Problem :: Below are some records; retype all of them exactly.

Extracted records ::
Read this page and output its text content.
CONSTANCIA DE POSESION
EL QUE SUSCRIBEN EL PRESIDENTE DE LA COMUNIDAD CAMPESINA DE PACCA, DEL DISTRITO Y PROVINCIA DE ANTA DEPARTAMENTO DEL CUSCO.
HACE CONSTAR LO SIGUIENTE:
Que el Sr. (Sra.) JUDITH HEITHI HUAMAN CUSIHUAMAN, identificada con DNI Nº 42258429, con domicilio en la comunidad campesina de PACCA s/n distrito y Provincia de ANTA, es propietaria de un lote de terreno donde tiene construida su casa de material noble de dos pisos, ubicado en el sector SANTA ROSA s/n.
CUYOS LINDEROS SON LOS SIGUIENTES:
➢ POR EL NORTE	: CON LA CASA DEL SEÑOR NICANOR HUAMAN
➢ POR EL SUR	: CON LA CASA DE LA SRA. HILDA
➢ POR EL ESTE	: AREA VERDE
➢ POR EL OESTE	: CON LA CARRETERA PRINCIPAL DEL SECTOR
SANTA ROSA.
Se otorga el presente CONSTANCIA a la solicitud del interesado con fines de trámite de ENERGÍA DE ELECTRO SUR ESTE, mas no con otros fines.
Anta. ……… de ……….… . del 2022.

Response to this task ::
Read this page and output its text content.
CONSTANCIA DE POSESION
EL QUE SUSCRIBEN EL PRESIDENTE DE LA COMUNIDAD CAMPESINA DE PACCA, DEL DISTRITO Y PROVINCIA DE ANTA DEPARTAMENTO DEL CUSCO.
HACE CONSTAR LO SIGUIENTE:
Que el Sr. (Sra.) JUDITH HEITHI HUAMAN CUSIHUAMAN, identificada con DNI Nº 42258429, con domicilio en la comunidad campesina de PACCA s/n distrito y Provincia de ANTA, es propietaria de un lote de terreno donde tiene construida su casa de material noble de dos pisos, ubicado en el sector SANTA ROSA s/n.
CUYOS LINDEROS SON LOS SIGUIENTES:
➢ POR EL NORTE	: CON LA CASA DEL SEÑOR NICANOR HUAMAN
➢ POR EL SUR	: CON LA CASA DE LA SRA. HILDA
➢ POR EL ESTE	: AREA VERDE
➢ POR EL OESTE	: CON LA CARRETERA PRINCIPAL DEL SECTOR
SANTA ROSA.
Se otorga el presente CONSTANCIA a la solicitud del interesado con fines de trámite de ENERGÍA DE ELECTRO SUR ESTE, mas no con otros fines.
Anta. ……… de ……….… . del 2022.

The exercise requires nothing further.